• _WHAT YOU NEED TO DO_
Print all entries word for word.
[Start of PROVIDED ENTRIES]
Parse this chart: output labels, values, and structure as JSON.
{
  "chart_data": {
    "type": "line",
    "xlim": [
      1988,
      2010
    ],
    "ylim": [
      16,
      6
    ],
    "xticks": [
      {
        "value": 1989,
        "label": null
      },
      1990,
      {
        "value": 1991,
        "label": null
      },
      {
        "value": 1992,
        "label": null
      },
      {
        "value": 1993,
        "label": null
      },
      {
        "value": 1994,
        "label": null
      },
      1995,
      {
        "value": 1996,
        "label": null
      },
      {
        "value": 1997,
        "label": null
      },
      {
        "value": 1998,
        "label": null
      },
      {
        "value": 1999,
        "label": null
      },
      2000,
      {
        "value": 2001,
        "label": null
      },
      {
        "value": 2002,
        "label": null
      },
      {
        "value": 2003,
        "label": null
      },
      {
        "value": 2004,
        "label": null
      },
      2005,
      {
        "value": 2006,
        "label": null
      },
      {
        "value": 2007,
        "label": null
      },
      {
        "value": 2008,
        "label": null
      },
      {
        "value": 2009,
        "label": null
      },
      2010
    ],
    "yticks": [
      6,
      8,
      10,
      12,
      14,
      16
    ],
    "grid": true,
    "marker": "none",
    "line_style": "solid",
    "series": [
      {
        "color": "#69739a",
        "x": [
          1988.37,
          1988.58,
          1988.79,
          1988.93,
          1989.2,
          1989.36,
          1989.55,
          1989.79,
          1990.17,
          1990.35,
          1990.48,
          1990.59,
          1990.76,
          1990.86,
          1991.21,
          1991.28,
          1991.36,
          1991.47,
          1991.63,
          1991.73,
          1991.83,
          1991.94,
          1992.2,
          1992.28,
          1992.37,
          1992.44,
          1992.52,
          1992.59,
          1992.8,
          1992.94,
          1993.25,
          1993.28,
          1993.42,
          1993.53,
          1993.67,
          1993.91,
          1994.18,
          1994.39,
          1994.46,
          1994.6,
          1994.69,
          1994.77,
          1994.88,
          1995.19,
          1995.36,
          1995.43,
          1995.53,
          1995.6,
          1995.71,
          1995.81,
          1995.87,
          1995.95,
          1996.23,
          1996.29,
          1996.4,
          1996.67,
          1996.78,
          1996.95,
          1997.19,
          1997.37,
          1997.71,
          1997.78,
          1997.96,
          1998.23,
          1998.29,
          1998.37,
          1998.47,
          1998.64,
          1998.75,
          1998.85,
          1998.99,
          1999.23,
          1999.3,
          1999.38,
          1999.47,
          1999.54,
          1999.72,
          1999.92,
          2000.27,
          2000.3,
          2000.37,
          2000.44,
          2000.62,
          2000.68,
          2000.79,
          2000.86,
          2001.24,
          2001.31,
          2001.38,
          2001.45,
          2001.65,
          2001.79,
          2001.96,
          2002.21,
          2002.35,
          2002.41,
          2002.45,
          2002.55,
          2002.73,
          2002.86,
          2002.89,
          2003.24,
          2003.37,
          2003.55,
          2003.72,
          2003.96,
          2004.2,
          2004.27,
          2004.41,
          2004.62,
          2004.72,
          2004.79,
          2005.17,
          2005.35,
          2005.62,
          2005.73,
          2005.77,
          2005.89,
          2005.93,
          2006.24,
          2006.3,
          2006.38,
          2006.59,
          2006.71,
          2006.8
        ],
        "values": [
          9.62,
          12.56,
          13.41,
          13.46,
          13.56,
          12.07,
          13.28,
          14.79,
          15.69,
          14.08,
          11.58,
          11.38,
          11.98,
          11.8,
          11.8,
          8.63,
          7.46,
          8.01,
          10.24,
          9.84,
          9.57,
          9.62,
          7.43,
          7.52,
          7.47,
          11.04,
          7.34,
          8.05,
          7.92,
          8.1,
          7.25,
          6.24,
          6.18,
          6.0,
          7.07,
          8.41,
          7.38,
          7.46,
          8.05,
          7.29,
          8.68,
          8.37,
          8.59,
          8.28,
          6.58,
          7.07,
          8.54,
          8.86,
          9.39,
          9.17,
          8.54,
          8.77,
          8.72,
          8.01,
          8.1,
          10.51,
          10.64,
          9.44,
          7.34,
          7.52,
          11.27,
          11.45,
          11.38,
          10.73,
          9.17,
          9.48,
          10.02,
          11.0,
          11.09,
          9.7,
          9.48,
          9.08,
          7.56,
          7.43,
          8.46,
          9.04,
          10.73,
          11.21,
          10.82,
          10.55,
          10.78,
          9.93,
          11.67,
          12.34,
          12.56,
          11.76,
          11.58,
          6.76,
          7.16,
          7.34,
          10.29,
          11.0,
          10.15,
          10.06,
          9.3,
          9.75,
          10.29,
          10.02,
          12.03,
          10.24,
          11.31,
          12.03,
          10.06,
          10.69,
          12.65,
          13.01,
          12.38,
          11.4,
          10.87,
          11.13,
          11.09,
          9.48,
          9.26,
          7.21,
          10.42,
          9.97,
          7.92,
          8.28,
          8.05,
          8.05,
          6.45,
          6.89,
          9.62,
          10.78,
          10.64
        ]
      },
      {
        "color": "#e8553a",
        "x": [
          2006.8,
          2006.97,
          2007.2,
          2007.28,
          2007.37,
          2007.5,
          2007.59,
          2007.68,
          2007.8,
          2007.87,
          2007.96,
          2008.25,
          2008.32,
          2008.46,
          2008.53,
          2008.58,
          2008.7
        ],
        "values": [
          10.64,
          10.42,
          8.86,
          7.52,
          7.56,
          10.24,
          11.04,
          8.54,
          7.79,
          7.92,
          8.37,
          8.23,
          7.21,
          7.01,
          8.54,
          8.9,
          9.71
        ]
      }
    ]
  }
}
[End of PROVIDED ENTRIES]
• _WRITTEN RESPONSE_
Parse this chart: output labels, values, and structure as JSON.
{
  "chart_data": {
    "type": "line",
    "xlim": [
      1988,
      2010
    ],
    "ylim": [
      16,
      6
    ],
    "xticks": [
      {
        "value": 1989,
        "label": null
      },
      1990,
      {
        "value": 1991,
        "label": null
      },
      {
        "value": 1992,
        "label": null
      },
      {
        "value": 1993,
        "label": null
      },
      {
        "value": 1994,
        "label": null
      },
      1995,
      {
        "value": 1996,
        "label": null
      },
      {
        "value": 1997,
        "label": null
      },
      {
        "value": 1998,
        "label": null
      },
      {
        "value": 1999,
        "label": null
      },
      2000,
      {
        "value": 2001,
        "label": null
      },
      {
        "value": 2002,
        "label": null
      },
      {
        "value": 2003,
        "label": null
      },
      {
        "value": 2004,
        "label": null
      },
      2005,
      {
        "value": 2006,
        "label": null
      },
      {
        "value": 2007,
        "label": null
      },
      {
        "value": 2008,
        "label": null
      },
      {
        "value": 2009,
        "label": null
      },
      2010
    ],
    "yticks": [
      6,
      8,
      10,
      12,
      14,
      16
    ],
    "grid": true,
    "marker": "none",
    "line_style": "solid",
    "series": [
      {
        "color": "#69739a",
        "x": [
          1988.37,
          1988.58,
          1988.79,
          1988.93,
          1989.2,
          1989.36,
          1989.55,
          1989.79,
          1990.17,
          1990.35,
          1990.48,
          1990.59,
          1990.76,
          1990.86,
          1991.21,
          1991.28,
          1991.36,
          1991.47,
          1991.63,
          1991.73,
          1991.83,
          1991.94,
          1992.2,
          1992.28,
          1992.37,
          1992.44,
          1992.52,
          1992.59,
          1992.8,
          1992.94,
          1993.25,
          1993.28,
          1993.42,
          1993.53,
          1993.67,
          1993.91,
          1994.18,
          1994.39,
          1994.46,
          1994.6,
          1994.69,
          1994.77,
          1994.88,
          1995.19,
          1995.36,
          1995.43,
          1995.53,
          1995.6,
          1995.71,
          1995.81,
          1995.87,
          1995.95,
          1996.23,
          1996.29,
          1996.4,
          1996.67,
          1996.78,
          1996.95,
          1997.19,
          1997.37,
          1997.71,
          1997.78,
          1997.96,
          1998.23,
          1998.29,
          1998.37,
          1998.47,
          1998.64,
          1998.75,
          1998.85,
          1998.99,
          1999.23,
          1999.3,
          1999.38,
          1999.47,
          1999.54,
          1999.72,
          1999.92,
          2000.27,
          2000.3,
          2000.37,
          2000.44,
          2000.62,
          2000.68,
          2000.79,
          2000.86,
          2001.24,
          2001.31,
          2001.38,
          2001.45,
          2001.65,
          2001.79,
          2001.96,
          2002.21,
          2002.35,
          2002.41,
          2002.45,
          2002.55,
          2002.73,
          2002.86,
          2002.89,
          2003.24,
          2003.37,
          2003.55,
          2003.72,
          2003.96,
          2004.2,
          2004.27,
          2004.41,
          2004.62,
          2004.72,
          2004.79,
          2005.17,
          2005.35,
          2005.62,
          2005.73,
          2005.77,
          2005.89,
          2005.93,
          2006.24,
          2006.3,
          2006.38,
          2006.59,
          2006.71,
          2006.8
        ],
        "values": [
          9.62,
          12.56,
          13.41,
          13.46,
          13.56,
          12.07,
          13.28,
          14.79,
          15.69,
          14.08,
          11.58,
          11.38,
          11.98,
          11.8,
          11.8,
          8.63,
          7.46,
          8.01,
          10.24,
          9.84,
          9.57,
          9.62,
          7.43,
          7.52,
          7.47,
          11.04,
          7.34,
          8.05,
          7.92,
          8.1,
          7.25,
          6.24,
          6.18,
          6.0,
          7.07,
          8.41,
          7.38,
          7.46,
          8.05,
          7.29,
          8.68,
          8.37,
          8.59,
          8.28,
          6.58,
          7.07,
          8.54,
          8.86,
          9.39,
          9.17,
          8.54,
          8.77,
          8.72,
          8.01,
          8.1,
          10.51,
          10.64,
          9.44,
          7.34,
          7.52,
          11.27,
          11.45,
          11.38,
          10.73,
          9.17,
          9.48,
          10.02,
          11.0,
          11.09,
          9.7,
          9.48,
          9.08,
          7.56,
          7.43,
          8.46,
          9.04,
          10.73,
          11.21,
          10.82,
          10.55,
          10.78,
          9.93,
          11.67,
          12.34,
          12.56,
          11.76,
          11.58,
          6.76,
          7.16,
          7.34,
          10.29,
          11.0,
          10.15,
          10.06,
          9.3,
          9.75,
          10.29,
          10.02,
          12.03,
          10.24,
          11.31,
          12.03,
          10.06,
          10.69,
          12.65,
          13.01,
          12.38,
          11.4,
          10.87,
          11.13,
          11.09,
          9.48,
          9.26,
          7.21,
          10.42,
          9.97,
          7.92,
          8.28,
          8.05,
          8.05,
          6.45,
          6.89,
          9.62,
          10.78,
          10.64
        ]
      },
      {
        "color": "#e8553a",
        "x": [
          2006.8,
          2006.97,
          2007.2,
          2007.28,
          2007.37,
          2007.5,
          2007.59,
          2007.68,
          2007.8,
          2007.87,
          2007.96,
          2008.25,
          2008.32,
          2008.46,
          2008.53,
          2008.58,
          2008.7
        ],
        "values": [
          10.64,
          10.42,
          8.86,
          7.52,
          7.56,
          10.24,
          11.04,
          8.54,
          7.79,
          7.92,
          8.37,
          8.23,
          7.21,
          7.01,
          8.54,
          8.9,
          9.71
        ]
      }
    ]
  }
}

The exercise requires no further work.